There is also a difference between a modern aircraft carrier or nuclear sub and a man-of-war like Nelson's HMS Victory, but in 1800 the man-of-war was perhaps the most powerful thing on earth.

But this is just a distraction. Your argument was that the seceding states were entitled to all the property within their borders. Now you claim that it's a matter of whether you like the state and whether you like the country and what you regard as important to the the defense of the country (if you do like the country). The point here is your own hypocrisy.

I thought we got rid of it because the majority came to see it as morally wrong. I didn't know there was an ulterior motive for doing it.

In time, yes, but it didn't happen overnight. And it wasn't like moral sentiments could be wholly disconnected from what was happening in the world. You of all people shouldn't be denying that based on what you are always posting.

I don't even understand what you are trying to say here.

You don't have to be a genius to understand. You condemn those Northerners who attacked slavery. You condemn Northerners who respected or tolerated Southerners right to own slaves. If Northerners make demands on the South, you condemn them according to 19th century values for bullying the poor slaveowners. If Northerners make no demands, but try to accommodate and please Southerners, you attack them according to 21st century values for not being hard enough on slavery and for being hypocritical. You judge Northerners by a different standard than you judge Southerners. That is like condemning Republicans for sex scandals and letting Democrats off the hook, because they aren't expected to be moral. If I've made any of that clearer to you now, could you stop doing it?

What happened to the Union is forever position?

If you were paying attention, you'd know that that has never been my position. It's also probably not the position of many others here.

And why should a person have to ask a group of people for permission to no longer associate with them? The association was joined voluntarily, and so it should be voluntary to remain.

- **AIM**: Continue the debate above about secession and slavery from where it stops, before the entries below.

- **DATASET ROWS**:
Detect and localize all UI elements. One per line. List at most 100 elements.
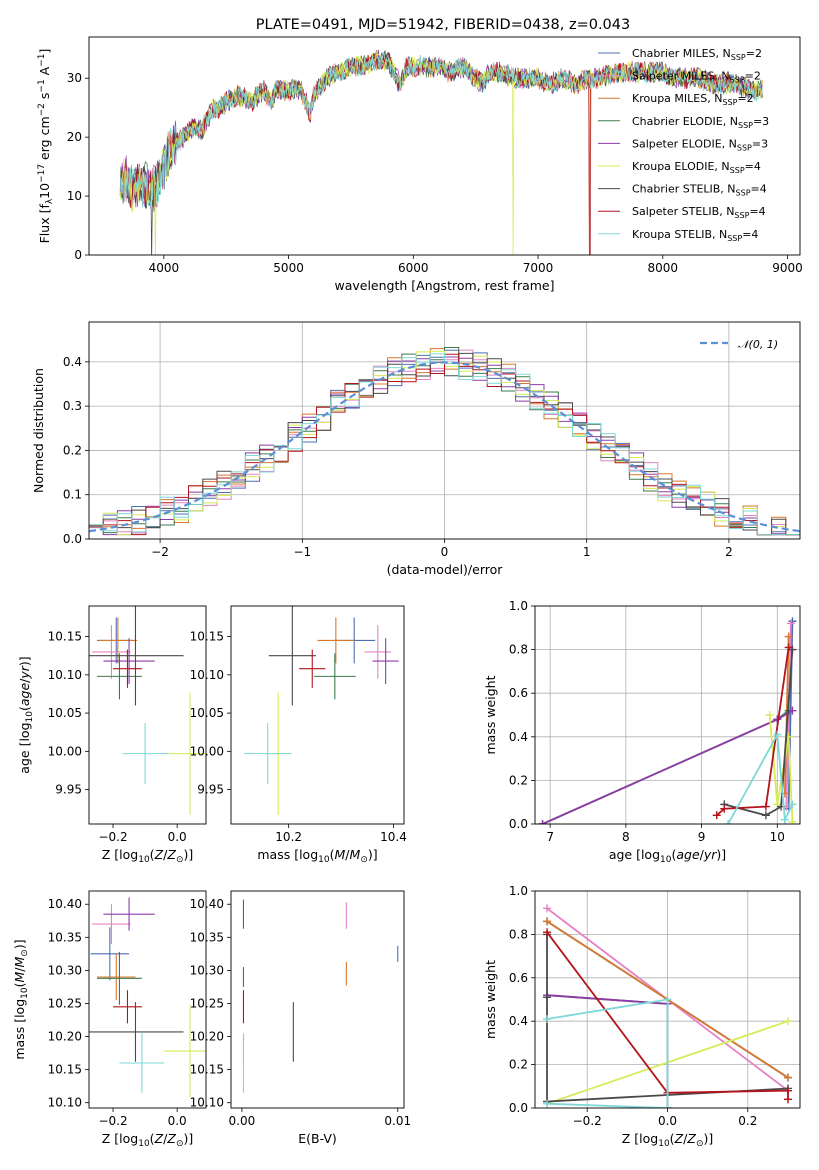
- y-tick-label: 10.00: [190, 744, 224, 758]
- spectrum-line: [119, 51, 763, 209]
- errorbar-point: [364, 625, 391, 679]
- series-marker: [543, 917, 552, 926]
- series-marker: [773, 730, 782, 739]
- y-tick-label: 10.40: [190, 897, 224, 911]
- x-tick-label: 4000: [149, 261, 180, 275]
- panel-spectrum: 4000 5000 6000 7000 8000 9000 0 10 20 30 wavelengt…: [37, 36, 803, 293]
- spectrum-line: [119, 49, 763, 255]
- y-tick-label: 10.15: [48, 1063, 82, 1077]
- series-marker: [783, 1017, 792, 1026]
- y-axis-label: Normed distribution: [31, 368, 46, 493]
- panel-age_vs_Z: −0.2 0.0 9.95 10.00 10.05 10.10 10.15 Z [log10(…: [17, 605, 207, 865]
- errorbar-point: [313, 653, 356, 700]
- x-tick-label: 0.0: [658, 1114, 677, 1128]
- panel-residuals: −2 −1 0 1 2 0.0 0.1 0.2 0.3 0.4 (data-model)/error…: [31, 321, 801, 577]
- series-marker: [786, 619, 795, 628]
- y-tick-label: 0.8: [509, 643, 528, 657]
- series-marker: [788, 800, 797, 809]
- y-tick-label: 10.20: [190, 1030, 224, 1044]
- x-tick-label: 10.2: [275, 830, 302, 844]
- x-tick-label: −0.2: [573, 1114, 602, 1128]
- x-tick-label: 0.00: [229, 1114, 256, 1128]
- y-tick-label: 10.25: [190, 996, 224, 1010]
- x-tick-label: 2: [725, 545, 733, 559]
- axes-frame: [88, 36, 801, 256]
- errorbar-point: [164, 1004, 206, 1098]
- panel-age_vs_mass: 10.2 10.4 9.95 10.00 10.05 10.10 10.15 mass [lo…: [190, 605, 407, 865]
- axes: 7 8 9 10 0.0 0.2 0.4 0.6 0.8 1.0 age [log10(age/yr…: [483, 599, 801, 865]
- errorbar-point: [89, 1002, 184, 1062]
- series-marker: [663, 995, 672, 1004]
- x-tick-label: 10: [770, 830, 785, 844]
- series-marker: [784, 643, 793, 652]
- axes: −0.2 0.0 10.10 10.15 10.20 10.25 10.30 10.35 10.…: [12, 890, 207, 1149]
- x-tick-label: 0: [441, 545, 449, 559]
- legend-entry: Kroupa MILES, NSSP=2: [632, 92, 754, 107]
- x-axis-label: age [log10(age/yr)]: [609, 847, 726, 865]
- y-axis-label: age [log10(age/yr)]: [17, 656, 35, 773]
- x-axis-label: Z [log10(Z/Z⊙)]: [102, 1131, 194, 1149]
- legend-entry: Salpeter ELODIE, NSSP=3: [632, 137, 768, 152]
- y-tick-label: 10.10: [48, 1096, 82, 1110]
- plot-area: [244, 606, 399, 815]
- series-marker: [784, 632, 793, 641]
- errorbar-point: [103, 897, 155, 931]
- errorbar-point: [122, 723, 168, 785]
- x-tick-label: −0.2: [98, 1114, 127, 1128]
- y-tick-label: 0.0: [63, 532, 82, 546]
- series-marker: [712, 811, 721, 820]
- axes-frame: [534, 605, 801, 825]
- x-tick-label: 5000: [273, 261, 304, 275]
- series-marker: [543, 993, 552, 1002]
- series-marker: [780, 815, 789, 824]
- x-tick-label: 0.0: [168, 830, 187, 844]
- y-tick-label: 10.40: [48, 897, 82, 911]
- axes-frame: [230, 890, 405, 1109]
- x-tick-label: 8000: [648, 261, 679, 275]
- errorbar-point: [372, 638, 399, 685]
- y-tick-label: 10.15: [190, 630, 224, 644]
- x-tick-label: −0.2: [98, 830, 127, 844]
- y-tick-label: 10.20: [48, 1030, 82, 1044]
- axes-frame: [230, 605, 405, 825]
- errorbar-point: [244, 723, 292, 785]
- series-marker: [543, 1099, 552, 1108]
- panel-massweight_vs_age: 7 8 9 10 0.0 0.2 0.4 0.6 0.8 1.0 age [log10(age/yr…: [483, 599, 801, 865]
- y-tick-label: 10.15: [190, 1063, 224, 1077]
- y-axis-label: mass weight: [483, 960, 498, 1039]
- y-tick-label: 10.30: [48, 963, 82, 977]
- series-line: [546, 931, 789, 1100]
- series-marker: [761, 811, 770, 820]
- y-tick-label: 0.0: [509, 1101, 528, 1115]
- y-tick-label: 10.10: [190, 668, 224, 682]
- y-tick-label: 10.35: [190, 930, 224, 944]
- y-tick-label: 0.6: [509, 686, 528, 700]
- errorbar-point: [103, 638, 155, 685]
- series-marker: [720, 804, 729, 813]
- y-tick-label: 10.25: [48, 996, 82, 1010]
- series-line: [727, 731, 794, 824]
- y-tick-label: 10.00: [48, 744, 82, 758]
- plot-area: [119, 49, 763, 255]
- series-marker: [663, 1104, 672, 1108]
- y-axis-label: mass [log10(M/M⊙)]: [12, 939, 30, 1059]
- y-tick-label: 10: [67, 189, 82, 203]
- y-tick-label: 0.2: [509, 773, 528, 787]
- plot-area: [538, 617, 797, 824]
- legend: Chabrier MILES, NSSP=2 Salpeter MILES, NS…: [598, 47, 769, 243]
- x-tick-label: 0.2: [738, 1114, 757, 1128]
- errorbar-point: [113, 649, 142, 688]
- errorbar-point: [317, 617, 355, 664]
- legend-entry: 𝒩(0, 1): [738, 338, 778, 351]
- errorbar-point: [268, 606, 316, 706]
- panel-mass_vs_EBV: 0.00 0.01 10.10 10.15 10.20 10.25 10.30 10.35 10…: [190, 890, 411, 1146]
- x-tick-label: 6000: [398, 261, 429, 275]
- series-marker: [724, 820, 733, 824]
- errorbar-point: [98, 617, 138, 664]
- y-tick-label: 0.6: [509, 971, 528, 985]
- plot-area: [89, 897, 206, 1098]
- axes: 4000 5000 6000 7000 8000 9000 0 10 20 30 wavelengt…: [37, 36, 803, 293]
- errorbar-point: [299, 649, 326, 688]
- figure-title: PLATE=0491, MJD=51942, FIBERID=0438, z=0…: [256, 17, 630, 33]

- **RESPONSE**:
You join the army voluntarily. But you can't just decide by yourself to quit and walk off. You get married voluntarily. But you can't just leave and marry somebody else. You have children voluntarily (one hopes). But if you walk out, you still have to provide for them. You can't unparent yourself or secede from your responsibilities.

They were both slaveholders, but the larger, more massive nation of slave holders, beat the much smaller nation of slaveholders, and as a consequence of the power they had amassed, they grew the government to massively intrude in everyone's lives.

A nation with fewer slaveowners fought a group with more slaveowners. They were helped by some slaveowners who apparently didn't put owning slaves first. If they hadn't helped - if they had thrown in with the other slaveowners, the side with more slaveowners would have won. If you're looking for absolute moral purity here, you'll be disappointed, just as you'd be disappointed by almost everything in history.

And excessive, overbearing government that rams F@ggot marriage down our throats

I could do a lot with the way you phrased that, but I will resist the temptation.

I point out that slavery is a red herring to cover up the real reason why the Northern states joined their men together to fight other states which simply wanted to be separated from Washington DC's control.

Few people here would say that the Union went to war to free the slaves. But we don't think that means the Union cause was illegitimate, and as I tried to say in my post, fighting the war made Northerners more inclined to accept emancipation, just as fighting in WWII led Americans to reject unjust practices that they had favored or accepted when they went to war.

We've had Canada and Mexico along side our borders for centuries, and apart from some relatively minor conflicts with them, everyone has gotten along okay. They still rule their territory, and we still rule ours, and we make no efforts to seize theirs, and they make no efforts to seize ours.

Uh ... am I allowed to bring up slavery here? Canada doesn't have thousands of slaves trying to escape here. Or slave catchers running after them. We don't have abolitionists or Black militants looking to attack Canada. Or pro-slavery partisans trying to break off parts of the country and attach it to the Great White North.

We do have many border and migration problems with Mexico. But we are so much more powerful than Mexico, that they can't attack us and we don't need to attack them. Besides, nuclear weapons make everybody less warlike. If we had the current migration situation a century ago, things would be different. And hey, that's sort of what happened in Texas in the 1830s and with Mexico in the 1840s.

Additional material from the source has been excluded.